* What needs to be done
Copy out all lines with the word "name" in them.

* Records for this task
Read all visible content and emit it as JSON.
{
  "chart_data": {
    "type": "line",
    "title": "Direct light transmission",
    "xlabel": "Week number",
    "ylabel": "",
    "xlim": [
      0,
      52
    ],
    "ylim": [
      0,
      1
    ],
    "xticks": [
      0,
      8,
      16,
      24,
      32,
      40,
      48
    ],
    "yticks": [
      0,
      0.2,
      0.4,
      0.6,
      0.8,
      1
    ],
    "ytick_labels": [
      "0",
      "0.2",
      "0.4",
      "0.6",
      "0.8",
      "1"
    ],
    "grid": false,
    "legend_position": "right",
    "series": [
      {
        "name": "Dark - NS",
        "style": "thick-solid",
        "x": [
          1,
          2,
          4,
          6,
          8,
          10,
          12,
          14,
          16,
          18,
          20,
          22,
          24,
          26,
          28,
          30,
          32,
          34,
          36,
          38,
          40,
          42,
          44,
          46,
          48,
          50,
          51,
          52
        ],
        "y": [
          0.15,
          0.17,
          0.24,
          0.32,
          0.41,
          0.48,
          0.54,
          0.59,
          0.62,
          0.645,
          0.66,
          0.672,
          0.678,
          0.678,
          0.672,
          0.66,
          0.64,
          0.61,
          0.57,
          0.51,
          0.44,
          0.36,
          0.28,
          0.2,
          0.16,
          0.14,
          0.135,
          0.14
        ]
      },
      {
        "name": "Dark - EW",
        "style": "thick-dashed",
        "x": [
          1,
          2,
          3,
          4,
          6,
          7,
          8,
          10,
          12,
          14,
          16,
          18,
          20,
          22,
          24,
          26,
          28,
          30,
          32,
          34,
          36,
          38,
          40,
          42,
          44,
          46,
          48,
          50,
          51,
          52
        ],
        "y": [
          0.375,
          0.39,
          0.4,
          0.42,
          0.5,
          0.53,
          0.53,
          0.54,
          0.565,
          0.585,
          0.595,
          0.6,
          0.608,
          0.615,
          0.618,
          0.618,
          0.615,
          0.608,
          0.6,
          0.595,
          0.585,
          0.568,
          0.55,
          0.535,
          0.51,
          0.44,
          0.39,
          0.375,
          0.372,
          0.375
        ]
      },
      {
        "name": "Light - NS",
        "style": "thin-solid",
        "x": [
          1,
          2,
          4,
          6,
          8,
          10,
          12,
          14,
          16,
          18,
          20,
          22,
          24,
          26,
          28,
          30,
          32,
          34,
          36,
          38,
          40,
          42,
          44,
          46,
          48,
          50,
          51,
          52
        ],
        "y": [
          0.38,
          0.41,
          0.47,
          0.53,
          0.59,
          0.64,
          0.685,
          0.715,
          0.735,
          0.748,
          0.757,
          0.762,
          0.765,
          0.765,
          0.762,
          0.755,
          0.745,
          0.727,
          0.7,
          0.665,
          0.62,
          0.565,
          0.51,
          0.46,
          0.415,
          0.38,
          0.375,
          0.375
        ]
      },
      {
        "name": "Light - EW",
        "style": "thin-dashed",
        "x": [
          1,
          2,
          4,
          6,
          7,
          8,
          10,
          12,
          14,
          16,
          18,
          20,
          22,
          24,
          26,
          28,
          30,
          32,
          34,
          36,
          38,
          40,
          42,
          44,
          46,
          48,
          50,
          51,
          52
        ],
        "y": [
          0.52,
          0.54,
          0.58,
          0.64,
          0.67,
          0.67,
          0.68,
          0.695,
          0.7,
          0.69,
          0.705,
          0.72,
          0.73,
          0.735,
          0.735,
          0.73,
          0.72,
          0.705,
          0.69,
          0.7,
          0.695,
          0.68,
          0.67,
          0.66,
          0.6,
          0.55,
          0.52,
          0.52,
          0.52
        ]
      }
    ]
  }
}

* Result
        "name": "Dark - NS",
        "name": "Dark - EW",
        "name": "Light - NS",
        "name": "Light - EW",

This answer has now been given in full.